- [Stored rows]
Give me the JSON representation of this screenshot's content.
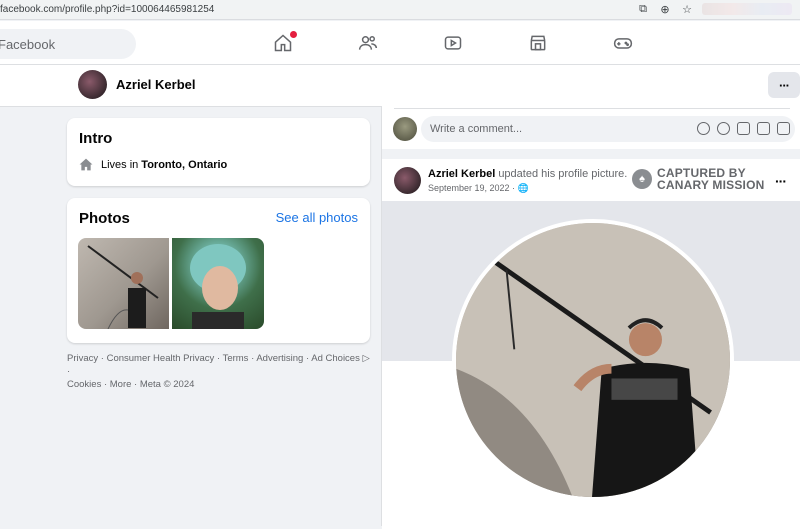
{
  "browser": {
    "url": "facebook.com/profile.php?id=100064465981254",
    "icons": [
      "cast-icon",
      "zoom-icon",
      "star-icon"
    ]
  },
  "topnav": {
    "search_placeholder": "Facebook",
    "nav_icons": [
      "home-icon",
      "friends-icon",
      "watch-icon",
      "marketplace-icon",
      "gaming-icon"
    ],
    "notification_color": "#e41e3f"
  },
  "profile": {
    "name": "Azriel Kerbel",
    "more_label": "···"
  },
  "intro": {
    "title": "Intro",
    "lives_prefix": "Lives in",
    "lives_location": "Toronto, Ontario"
  },
  "photos": {
    "title": "Photos",
    "see_all": "See all photos"
  },
  "footer": {
    "line1": "Privacy · Consumer Health Privacy · Terms · Advertising · Ad Choices ▷ ·",
    "line2": "Cookies · More · Meta © 2024"
  },
  "comment": {
    "placeholder": "Write a comment..."
  },
  "post": {
    "author": "Azriel Kerbel",
    "action": "updated his profile picture.",
    "date": "September 19, 2022 · ",
    "captured_line1": "CAPTURED BY",
    "captured_line2": "CANARY MISSION",
    "more_label": "···"
  },
  "colors": {
    "link": "#1b74e4",
    "bg": "#f0f2f5"
  }
}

- [Set problem] Gather, from the listing above, every line carrying the word "comment".

- [Answer in full]
  "comment": {
    "placeholder": "Write a comment..."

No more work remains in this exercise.